> _Problem 1_
List every person or character named in the passage about Oren Cass and comparative advantage.
> _Problem 2_
Using the passage about Oren Cass and comparative advantage, decide whether each statement agrees with it. Answer yes or no for each, and quote the deciding words.
(a) Donald Boudreaux currently chairs the economics department at George Mason.
(b) Economists typically treat the pattern of comparative advantage as fixed to show its basic logic.
(c) Zoolander is described as a comedy.
> _Problem 3_
Extend the passage about Oren Cass and comparative advantage by writing what follows its final sentence.

*** Source text ***

Last week I wrote about the basic economic illiteracy behind of Oren Cass’s case for industrial policy. So basic were the mistakes that I thought perhaps I had misread Cass’s argument. Like the villainous Mugatu from the comedy Zoolander I asked myself, “Doesn’t anybody notice this? I feel like I’m taking crazy pills!”
Thankfully the economist Donald Boudreaux, former economics-department chair at George Mason, writing today for AIER has reassured me that Oren Cass’s comparative advantage is not his discussion of comparative advantage:
The minor mistakes include Cass’s claim that most economists, when they theorize about trade, disregard, or at least discount, the fact that comparative advantage is (to use his term) “endogenous.” In fact, however, all competent economists know full well that the pattern of comparative advantage changes frequently and is largely the product of legal, political, social, and economic institutions as well as of individuals’ conscious choices regarding their occupations. While economists typically hold the pattern of comparative advantage “fixed” in order to clearly demonstrate its elementary logic, no competent economist believes that comparative advantage is fixed in the real world, needing only to be “discovered.” Nor does any competent economist insist that comparative advantage is exogenously imposed by nature and impervious to human attempts to alter it.

*** End of Source text ***
*** Data extract ***

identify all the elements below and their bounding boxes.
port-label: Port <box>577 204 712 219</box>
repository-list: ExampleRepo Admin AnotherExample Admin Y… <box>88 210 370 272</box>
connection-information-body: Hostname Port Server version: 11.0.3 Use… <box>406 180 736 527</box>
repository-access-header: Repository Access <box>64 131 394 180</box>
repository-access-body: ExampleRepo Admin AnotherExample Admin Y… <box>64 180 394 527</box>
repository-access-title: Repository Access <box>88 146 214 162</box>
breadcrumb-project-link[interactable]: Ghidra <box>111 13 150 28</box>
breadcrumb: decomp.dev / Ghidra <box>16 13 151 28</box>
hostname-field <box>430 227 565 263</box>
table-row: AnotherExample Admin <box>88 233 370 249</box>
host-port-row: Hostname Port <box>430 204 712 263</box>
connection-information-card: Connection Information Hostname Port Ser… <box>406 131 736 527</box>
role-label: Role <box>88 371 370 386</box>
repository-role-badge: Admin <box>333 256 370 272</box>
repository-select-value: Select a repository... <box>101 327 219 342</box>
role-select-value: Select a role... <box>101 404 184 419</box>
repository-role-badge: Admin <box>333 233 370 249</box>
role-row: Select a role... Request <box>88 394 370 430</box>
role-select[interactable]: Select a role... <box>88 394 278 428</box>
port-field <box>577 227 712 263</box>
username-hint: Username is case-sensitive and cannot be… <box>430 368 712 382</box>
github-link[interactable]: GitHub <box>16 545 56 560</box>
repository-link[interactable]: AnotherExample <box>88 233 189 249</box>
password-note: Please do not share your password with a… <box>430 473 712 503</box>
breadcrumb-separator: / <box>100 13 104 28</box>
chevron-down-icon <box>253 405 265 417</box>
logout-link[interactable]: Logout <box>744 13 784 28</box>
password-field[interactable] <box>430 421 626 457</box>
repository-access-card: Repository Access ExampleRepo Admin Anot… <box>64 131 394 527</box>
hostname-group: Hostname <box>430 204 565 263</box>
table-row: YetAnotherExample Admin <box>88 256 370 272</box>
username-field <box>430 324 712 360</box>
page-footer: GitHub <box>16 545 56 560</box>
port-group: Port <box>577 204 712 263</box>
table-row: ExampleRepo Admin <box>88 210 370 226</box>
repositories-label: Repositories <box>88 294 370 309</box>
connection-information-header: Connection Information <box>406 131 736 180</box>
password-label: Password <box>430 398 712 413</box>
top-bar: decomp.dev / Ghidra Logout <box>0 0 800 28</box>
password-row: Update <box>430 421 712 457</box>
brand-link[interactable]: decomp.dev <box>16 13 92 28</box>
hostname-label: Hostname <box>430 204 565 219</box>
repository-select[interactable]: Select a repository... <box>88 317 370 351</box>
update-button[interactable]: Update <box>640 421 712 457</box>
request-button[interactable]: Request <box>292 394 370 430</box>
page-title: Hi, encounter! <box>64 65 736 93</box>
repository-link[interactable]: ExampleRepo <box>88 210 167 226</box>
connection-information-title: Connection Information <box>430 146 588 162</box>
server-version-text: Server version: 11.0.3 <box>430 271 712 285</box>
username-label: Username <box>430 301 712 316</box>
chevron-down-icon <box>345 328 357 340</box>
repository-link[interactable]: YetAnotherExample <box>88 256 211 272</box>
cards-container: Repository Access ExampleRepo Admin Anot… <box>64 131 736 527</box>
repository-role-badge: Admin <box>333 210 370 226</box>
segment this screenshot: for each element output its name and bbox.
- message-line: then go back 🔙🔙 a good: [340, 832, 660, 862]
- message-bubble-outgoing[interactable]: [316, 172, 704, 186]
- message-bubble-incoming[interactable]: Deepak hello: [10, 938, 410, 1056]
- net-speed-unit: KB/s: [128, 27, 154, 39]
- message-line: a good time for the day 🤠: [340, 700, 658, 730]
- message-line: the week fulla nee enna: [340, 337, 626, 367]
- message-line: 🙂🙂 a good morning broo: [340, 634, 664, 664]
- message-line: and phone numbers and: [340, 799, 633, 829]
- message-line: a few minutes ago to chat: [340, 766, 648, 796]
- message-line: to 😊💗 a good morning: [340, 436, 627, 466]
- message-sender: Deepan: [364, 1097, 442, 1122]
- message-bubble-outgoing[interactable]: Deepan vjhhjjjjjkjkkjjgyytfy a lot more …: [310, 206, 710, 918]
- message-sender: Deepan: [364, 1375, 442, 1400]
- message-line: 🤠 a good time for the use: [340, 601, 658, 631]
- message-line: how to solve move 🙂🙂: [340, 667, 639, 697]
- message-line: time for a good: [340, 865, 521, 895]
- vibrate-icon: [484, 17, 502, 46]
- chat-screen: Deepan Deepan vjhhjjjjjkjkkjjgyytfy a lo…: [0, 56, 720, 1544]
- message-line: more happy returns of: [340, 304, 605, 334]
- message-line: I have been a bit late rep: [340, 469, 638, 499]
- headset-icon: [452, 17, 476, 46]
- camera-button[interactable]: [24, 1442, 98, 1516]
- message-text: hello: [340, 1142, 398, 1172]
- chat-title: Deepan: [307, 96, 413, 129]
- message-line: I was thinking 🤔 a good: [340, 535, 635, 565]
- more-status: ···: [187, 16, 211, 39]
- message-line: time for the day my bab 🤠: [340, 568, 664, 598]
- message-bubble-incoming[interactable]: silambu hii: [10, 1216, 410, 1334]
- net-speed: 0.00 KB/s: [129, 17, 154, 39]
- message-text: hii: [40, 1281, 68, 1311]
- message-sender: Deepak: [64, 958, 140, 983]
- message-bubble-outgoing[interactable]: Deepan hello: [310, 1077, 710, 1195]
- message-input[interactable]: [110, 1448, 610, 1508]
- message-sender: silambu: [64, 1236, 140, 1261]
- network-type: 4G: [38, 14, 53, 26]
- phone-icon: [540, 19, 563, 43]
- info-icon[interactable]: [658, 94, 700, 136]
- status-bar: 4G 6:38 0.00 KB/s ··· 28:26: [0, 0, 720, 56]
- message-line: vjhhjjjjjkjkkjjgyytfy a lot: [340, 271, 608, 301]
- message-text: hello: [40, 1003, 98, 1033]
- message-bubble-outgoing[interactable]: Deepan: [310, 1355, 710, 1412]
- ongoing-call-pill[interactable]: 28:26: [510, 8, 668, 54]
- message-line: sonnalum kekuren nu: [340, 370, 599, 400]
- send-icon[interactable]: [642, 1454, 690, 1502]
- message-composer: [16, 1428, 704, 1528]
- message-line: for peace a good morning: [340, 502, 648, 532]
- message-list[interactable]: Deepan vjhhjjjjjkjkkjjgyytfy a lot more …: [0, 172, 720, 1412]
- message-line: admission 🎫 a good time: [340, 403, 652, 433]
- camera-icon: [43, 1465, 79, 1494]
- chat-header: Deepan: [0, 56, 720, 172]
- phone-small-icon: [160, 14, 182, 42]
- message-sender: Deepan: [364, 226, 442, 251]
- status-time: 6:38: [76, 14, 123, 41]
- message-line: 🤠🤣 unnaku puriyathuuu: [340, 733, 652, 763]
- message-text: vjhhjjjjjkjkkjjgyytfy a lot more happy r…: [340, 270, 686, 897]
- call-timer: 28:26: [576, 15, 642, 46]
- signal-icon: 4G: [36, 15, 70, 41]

*** End of Data extract ***

> _Answer space 1_
Oren Cass, Mugatu, Donald Boudreaux

> _Answer space 2_
(a) No: "former economics-department chair at George Mason"
(b) Yes: "While economists typically hold the pattern of comparative advantage “fixed” in order to clearly demonstrate its elementary logic"
(c) Yes: "the comedy Zoolander"

> _Answer space 3_
Boudreaux also points out Cass’s ignorance of the fact that low wages reflect low productivity:
Manufacturers operate in low-wage countries not because they can exploit workers there, but because those workers – having worse alternatives than those available to workers in the U.S. and other high-wage countries – have a comparative advantage at performing low-value-added manufacturing tasks. It’s mysterious why Cass, along with other ‘economic nationalists,’ wish such manufacturing tasks to be performed by Americans, who have comparative advantages at performing much higher value-added tasks and, as a result, are paid much-higher wages. Because Cass mistakenly believes that low wages in “cheap labor” countries reflect, not low productivity, but exploitation, he’s blind to the fact that, were such jobs ‘returned’ to America, almost all Americans who perform those jobs would take substantial pay cuts.
These errors are minor compared with what Boudreaux argues is Cass’s fundamental error:
he completely misses the market’s role at gathering and processing information. This error is revealed when he equates the competitive market to the meanderings of a drunk donkey. In fact, it is no such thing.